• _THE REQUEST_: Pull out each line of the entries below that contains the string "校准功能". Matching is case-sensitive.

________________

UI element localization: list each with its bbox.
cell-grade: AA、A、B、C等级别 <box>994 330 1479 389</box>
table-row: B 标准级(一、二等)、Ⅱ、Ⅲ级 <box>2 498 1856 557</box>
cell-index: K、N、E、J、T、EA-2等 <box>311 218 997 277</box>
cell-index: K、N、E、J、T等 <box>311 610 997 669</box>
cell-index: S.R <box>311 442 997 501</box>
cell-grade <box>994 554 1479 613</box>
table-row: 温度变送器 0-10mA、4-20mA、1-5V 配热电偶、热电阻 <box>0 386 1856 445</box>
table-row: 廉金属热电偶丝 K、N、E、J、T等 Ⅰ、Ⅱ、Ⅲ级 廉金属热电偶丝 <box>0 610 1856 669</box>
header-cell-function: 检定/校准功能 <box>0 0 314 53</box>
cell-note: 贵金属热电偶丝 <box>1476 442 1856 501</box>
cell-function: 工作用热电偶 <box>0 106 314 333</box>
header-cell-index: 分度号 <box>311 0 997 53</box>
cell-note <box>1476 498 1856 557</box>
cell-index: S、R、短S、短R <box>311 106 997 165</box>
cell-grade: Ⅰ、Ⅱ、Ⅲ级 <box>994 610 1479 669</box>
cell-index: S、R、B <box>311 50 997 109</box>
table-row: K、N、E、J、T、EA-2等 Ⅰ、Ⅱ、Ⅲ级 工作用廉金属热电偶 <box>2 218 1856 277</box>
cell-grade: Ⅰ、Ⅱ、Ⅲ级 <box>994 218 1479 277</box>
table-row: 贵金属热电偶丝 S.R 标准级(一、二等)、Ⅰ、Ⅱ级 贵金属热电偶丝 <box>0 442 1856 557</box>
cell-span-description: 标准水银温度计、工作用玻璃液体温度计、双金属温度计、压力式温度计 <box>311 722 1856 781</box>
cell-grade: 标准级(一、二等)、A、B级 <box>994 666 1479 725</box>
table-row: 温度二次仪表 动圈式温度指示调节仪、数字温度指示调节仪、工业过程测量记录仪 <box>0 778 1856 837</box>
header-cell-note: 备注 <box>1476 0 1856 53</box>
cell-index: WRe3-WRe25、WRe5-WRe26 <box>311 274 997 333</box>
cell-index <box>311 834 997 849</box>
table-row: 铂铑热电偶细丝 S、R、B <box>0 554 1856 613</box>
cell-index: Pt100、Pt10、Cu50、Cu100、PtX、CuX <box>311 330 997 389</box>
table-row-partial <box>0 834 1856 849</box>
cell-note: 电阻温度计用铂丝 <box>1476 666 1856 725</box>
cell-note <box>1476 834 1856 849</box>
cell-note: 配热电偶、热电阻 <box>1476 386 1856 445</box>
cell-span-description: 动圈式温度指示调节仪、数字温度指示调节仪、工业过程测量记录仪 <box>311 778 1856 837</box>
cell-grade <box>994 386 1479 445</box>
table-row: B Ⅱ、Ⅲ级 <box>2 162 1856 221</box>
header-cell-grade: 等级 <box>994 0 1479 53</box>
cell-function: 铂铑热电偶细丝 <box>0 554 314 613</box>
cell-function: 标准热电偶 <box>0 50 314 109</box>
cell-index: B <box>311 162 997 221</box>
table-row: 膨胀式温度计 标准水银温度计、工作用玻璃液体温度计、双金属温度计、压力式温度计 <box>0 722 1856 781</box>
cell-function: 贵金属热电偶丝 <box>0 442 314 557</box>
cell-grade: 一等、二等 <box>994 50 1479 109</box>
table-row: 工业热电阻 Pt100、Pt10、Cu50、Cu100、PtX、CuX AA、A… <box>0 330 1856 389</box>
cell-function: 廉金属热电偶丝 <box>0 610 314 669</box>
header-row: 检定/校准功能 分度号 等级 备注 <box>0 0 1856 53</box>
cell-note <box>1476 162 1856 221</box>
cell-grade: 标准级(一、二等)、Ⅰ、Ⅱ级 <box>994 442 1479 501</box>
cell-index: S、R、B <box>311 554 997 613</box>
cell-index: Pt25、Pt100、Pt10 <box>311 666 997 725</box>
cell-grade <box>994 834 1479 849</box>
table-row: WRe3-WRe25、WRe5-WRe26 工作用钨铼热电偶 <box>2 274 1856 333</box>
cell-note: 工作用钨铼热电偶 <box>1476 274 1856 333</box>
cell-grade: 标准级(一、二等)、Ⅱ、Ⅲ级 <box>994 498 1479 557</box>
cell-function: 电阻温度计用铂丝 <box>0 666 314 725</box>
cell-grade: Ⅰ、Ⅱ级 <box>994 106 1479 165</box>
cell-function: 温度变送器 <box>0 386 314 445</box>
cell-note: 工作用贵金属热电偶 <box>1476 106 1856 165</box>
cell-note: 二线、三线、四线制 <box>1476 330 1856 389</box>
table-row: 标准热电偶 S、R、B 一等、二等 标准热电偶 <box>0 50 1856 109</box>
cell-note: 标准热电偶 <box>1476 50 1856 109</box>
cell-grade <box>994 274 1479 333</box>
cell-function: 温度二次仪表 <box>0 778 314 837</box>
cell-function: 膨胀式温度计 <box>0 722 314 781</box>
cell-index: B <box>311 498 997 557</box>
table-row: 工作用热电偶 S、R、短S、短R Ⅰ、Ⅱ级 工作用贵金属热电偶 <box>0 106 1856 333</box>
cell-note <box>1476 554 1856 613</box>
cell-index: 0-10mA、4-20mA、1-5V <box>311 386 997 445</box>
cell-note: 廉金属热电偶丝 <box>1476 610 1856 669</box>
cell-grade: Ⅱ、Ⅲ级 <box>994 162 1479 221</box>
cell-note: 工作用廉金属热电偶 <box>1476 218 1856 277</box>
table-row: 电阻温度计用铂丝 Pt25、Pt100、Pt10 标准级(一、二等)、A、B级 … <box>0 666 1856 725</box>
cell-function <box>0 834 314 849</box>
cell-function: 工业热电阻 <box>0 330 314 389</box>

________________

• _WORKED SOLUTION_:
header-cell-function: 检定/校准功能 <box>0 0 314 53</box>
header-row: 检定/校准功能 分度号 等级 备注 <box>0 0 1856 53</box>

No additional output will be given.